• Data supplied:
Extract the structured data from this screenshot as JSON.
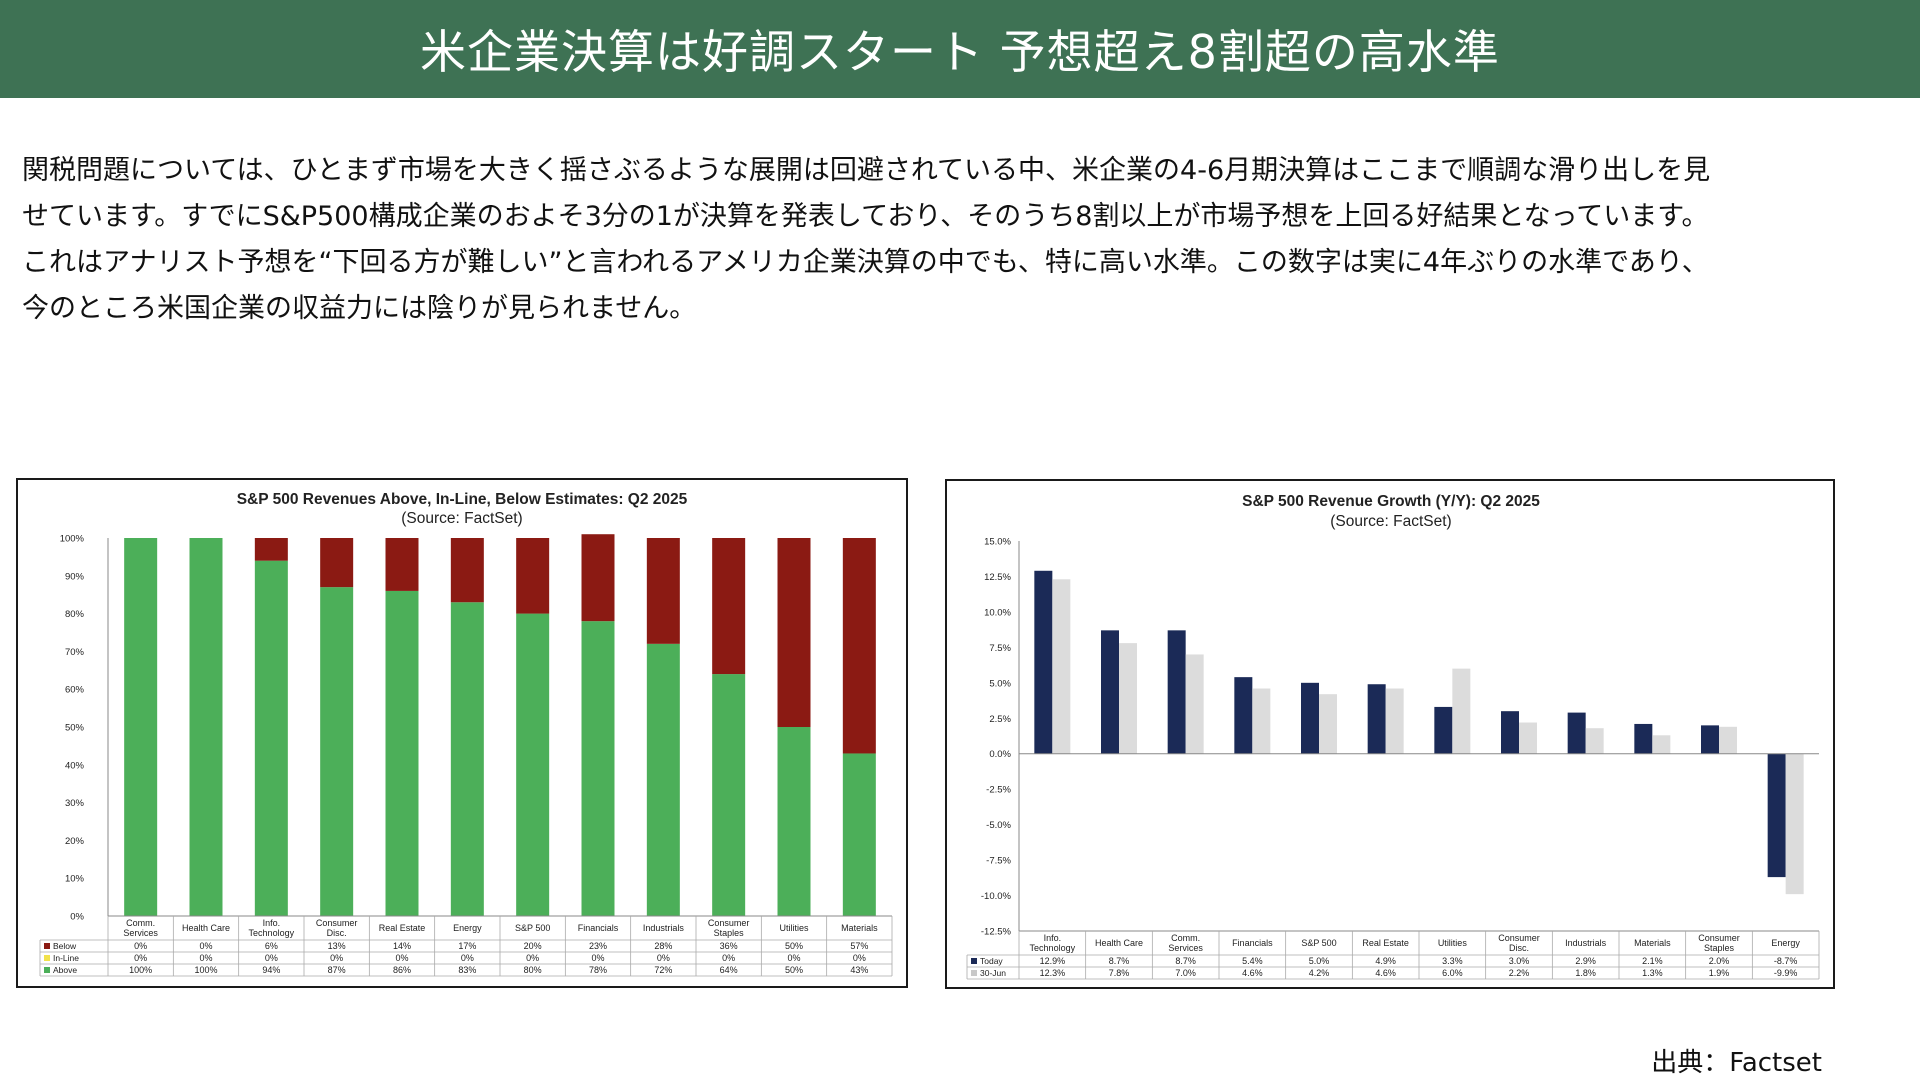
{
  "header": {
    "title": "米企業決算は好調スタート 予想超え8割超の高水準"
  },
  "body": {
    "lines": [
      "関税問題については、ひとまず市場を大きく揺さぶるような展開は回避されている中、米企業の4-6月期決算はここまで順調な滑り出しを見",
      "せています。すでにS&P500構成企業のおよそ3分の1が決算を発表しており、そのうち8割以上が市場予想を上回る好結果となっています。",
      "これはアナリスト予想を“下回る方が難しい”と言われるアメリカ企業決算の中でも、特に高い水準。この数字は実に4年ぶりの水準であり、",
      "今のところ米国企業の収益力には陰りが見られません。"
    ]
  },
  "source_note": "出典：Factset",
  "colors": {
    "header_bg": "#3e7254",
    "above": "#4caf59",
    "inline": "#f2e24b",
    "below": "#8b1a13",
    "today": "#1b2a57",
    "jun30": "#dcdcdc"
  },
  "chart_data": [
    {
      "type": "bar",
      "stacked": true,
      "title": "S&P 500 Revenues Above, In-Line, Below Estimates: Q2 2025",
      "subtitle": "(Source: FactSet)",
      "categories": [
        "Comm.\nServices",
        "Health Care",
        "Info.\nTechnology",
        "Consumer\nDisc.",
        "Real Estate",
        "Energy",
        "S&P 500",
        "Financials",
        "Industrials",
        "Consumer\nStaples",
        "Utilities",
        "Materials"
      ],
      "series": [
        {
          "name": "Below",
          "values": [
            0,
            0,
            6,
            13,
            14,
            17,
            20,
            23,
            28,
            36,
            50,
            57
          ],
          "labels": [
            "0%",
            "0%",
            "6%",
            "13%",
            "14%",
            "17%",
            "20%",
            "23%",
            "28%",
            "36%",
            "50%",
            "57%"
          ]
        },
        {
          "name": "In-Line",
          "values": [
            0,
            0,
            0,
            0,
            0,
            0,
            0,
            0,
            0,
            0,
            0,
            0
          ],
          "labels": [
            "0%",
            "0%",
            "0%",
            "0%",
            "0%",
            "0%",
            "0%",
            "0%",
            "0%",
            "0%",
            "0%",
            "0%"
          ]
        },
        {
          "name": "Above",
          "values": [
            100,
            100,
            94,
            87,
            86,
            83,
            80,
            78,
            72,
            64,
            50,
            43
          ],
          "labels": [
            "100%",
            "100%",
            "94%",
            "87%",
            "86%",
            "83%",
            "80%",
            "78%",
            "72%",
            "64%",
            "50%",
            "43%"
          ]
        }
      ],
      "ylim": [
        0,
        100
      ],
      "yticks": [
        "0%",
        "10%",
        "20%",
        "30%",
        "40%",
        "50%",
        "60%",
        "70%",
        "80%",
        "90%",
        "100%"
      ],
      "grid": false,
      "legend": "data-table"
    },
    {
      "type": "bar",
      "stacked": false,
      "title": "S&P 500 Revenue Growth (Y/Y): Q2 2025",
      "subtitle": "(Source: FactSet)",
      "categories": [
        "Info.\nTechnology",
        "Health Care",
        "Comm.\nServices",
        "Financials",
        "S&P 500",
        "Real Estate",
        "Utilities",
        "Consumer\nDisc.",
        "Industrials",
        "Materials",
        "Consumer\nStaples",
        "Energy"
      ],
      "series": [
        {
          "name": "Today",
          "values": [
            12.9,
            8.7,
            8.7,
            5.4,
            5.0,
            4.9,
            3.3,
            3.0,
            2.9,
            2.1,
            2.0,
            -8.7
          ],
          "labels": [
            "12.9%",
            "8.7%",
            "8.7%",
            "5.4%",
            "5.0%",
            "4.9%",
            "3.3%",
            "3.0%",
            "2.9%",
            "2.1%",
            "2.0%",
            "-8.7%"
          ]
        },
        {
          "name": "30-Jun",
          "values": [
            12.3,
            7.8,
            7.0,
            4.6,
            4.2,
            4.6,
            6.0,
            2.2,
            1.8,
            1.3,
            1.9,
            -9.9
          ],
          "labels": [
            "12.3%",
            "7.8%",
            "7.0%",
            "4.6%",
            "4.2%",
            "4.6%",
            "6.0%",
            "2.2%",
            "1.8%",
            "1.3%",
            "1.9%",
            "-9.9%"
          ]
        }
      ],
      "ylim": [
        -12.5,
        15.0
      ],
      "yticks": [
        "-12.5%",
        "-10.0%",
        "-7.5%",
        "-5.0%",
        "-2.5%",
        "0.0%",
        "2.5%",
        "5.0%",
        "7.5%",
        "10.0%",
        "12.5%",
        "15.0%"
      ],
      "grid": false,
      "legend": "data-table"
    }
  ]
}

• Task requirements:
Quote each entry above verbatim and drop the pictures.

• Solution to the problem:
Extract the structured data from this screenshot as JSON.
{
  "header": {
    "title": "米企業決算は好調スタート 予想超え8割超の高水準"
  },
  "body": {
    "lines": [
      "関税問題については、ひとまず市場を大きく揺さぶるような展開は回避されている中、米企業の4-6月期決算はここまで順調な滑り出しを見",
      "せています。すでにS&P500構成企業のおよそ3分の1が決算を発表しており、そのうち8割以上が市場予想を上回る好結果となっています。",
      "これはアナリスト予想を“下回る方が難しい”と言われるアメリカ企業決算の中でも、特に高い水準。この数字は実に4年ぶりの水準であり、",
      "今のところ米国企業の収益力には陰りが見られません。"
    ]
  },
  "source_note": "出典：Factset",
  "colors": {
    "header_bg": "#3e7254",
    "above": "#4caf59",
    "inline": "#f2e24b",
    "below": "#8b1a13",
    "today": "#1b2a57",
    "jun30": "#dcdcdc"
  },
  "chart_data": [
    {
      "type": "bar",
      "stacked": true,
      "title": "S&P 500 Revenues Above, In-Line, Below Estimates: Q2 2025",
      "subtitle": "(Source: FactSet)",
      "categories": [
        "Comm.\nServices",
        "Health Care",
        "Info.\nTechnology",
        "Consumer\nDisc.",
        "Real Estate",
        "Energy",
        "S&P 500",
        "Financials",
        "Industrials",
        "Consumer\nStaples",
        "Utilities",
        "Materials"
      ],
      "series": [
        {
          "name": "Below",
          "values": [
            0,
            0,
            6,
            13,
            14,
            17,
            20,
            23,
            28,
            36,
            50,
            57
          ],
          "labels": [
            "0%",
            "0%",
            "6%",
            "13%",
            "14%",
            "17%",
            "20%",
            "23%",
            "28%",
            "36%",
            "50%",
            "57%"
          ]
        },
        {
          "name": "In-Line",
          "values": [
            0,
            0,
            0,
            0,
            0,
            0,
            0,
            0,
            0,
            0,
            0,
            0
          ],
          "labels": [
            "0%",
            "0%",
            "0%",
            "0%",
            "0%",
            "0%",
            "0%",
            "0%",
            "0%",
            "0%",
            "0%",
            "0%"
          ]
        },
        {
          "name": "Above",
          "values": [
            100,
            100,
            94,
            87,
            86,
            83,
            80,
            78,
            72,
            64,
            50,
            43
          ],
          "labels": [
            "100%",
            "100%",
            "94%",
            "87%",
            "86%",
            "83%",
            "80%",
            "78%",
            "72%",
            "64%",
            "50%",
            "43%"
          ]
        }
      ],
      "ylim": [
        0,
        100
      ],
      "yticks": [
        "0%",
        "10%",
        "20%",
        "30%",
        "40%",
        "50%",
        "60%",
        "70%",
        "80%",
        "90%",
        "100%"
      ],
      "grid": false,
      "legend": "data-table"
    },
    {
      "type": "bar",
      "stacked": false,
      "title": "S&P 500 Revenue Growth (Y/Y): Q2 2025",
      "subtitle": "(Source: FactSet)",
      "categories": [
        "Info.\nTechnology",
        "Health Care",
        "Comm.\nServices",
        "Financials",
        "S&P 500",
        "Real Estate",
        "Utilities",
        "Consumer\nDisc.",
        "Industrials",
        "Materials",
        "Consumer\nStaples",
        "Energy"
      ],
      "series": [
        {
          "name": "Today",
          "values": [
            12.9,
            8.7,
            8.7,
            5.4,
            5.0,
            4.9,
            3.3,
            3.0,
            2.9,
            2.1,
            2.0,
            -8.7
          ],
          "labels": [
            "12.9%",
            "8.7%",
            "8.7%",
            "5.4%",
            "5.0%",
            "4.9%",
            "3.3%",
            "3.0%",
            "2.9%",
            "2.1%",
            "2.0%",
            "-8.7%"
          ]
        },
        {
          "name": "30-Jun",
          "values": [
            12.3,
            7.8,
            7.0,
            4.6,
            4.2,
            4.6,
            6.0,
            2.2,
            1.8,
            1.3,
            1.9,
            -9.9
          ],
          "labels": [
            "12.3%",
            "7.8%",
            "7.0%",
            "4.6%",
            "4.2%",
            "4.6%",
            "6.0%",
            "2.2%",
            "1.8%",
            "1.3%",
            "1.9%",
            "-9.9%"
          ]
        }
      ],
      "ylim": [
        -12.5,
        15.0
      ],
      "yticks": [
        "-12.5%",
        "-10.0%",
        "-7.5%",
        "-5.0%",
        "-2.5%",
        "0.0%",
        "2.5%",
        "5.0%",
        "7.5%",
        "10.0%",
        "12.5%",
        "15.0%"
      ],
      "grid": false,
      "legend": "data-table"
    }
  ]
}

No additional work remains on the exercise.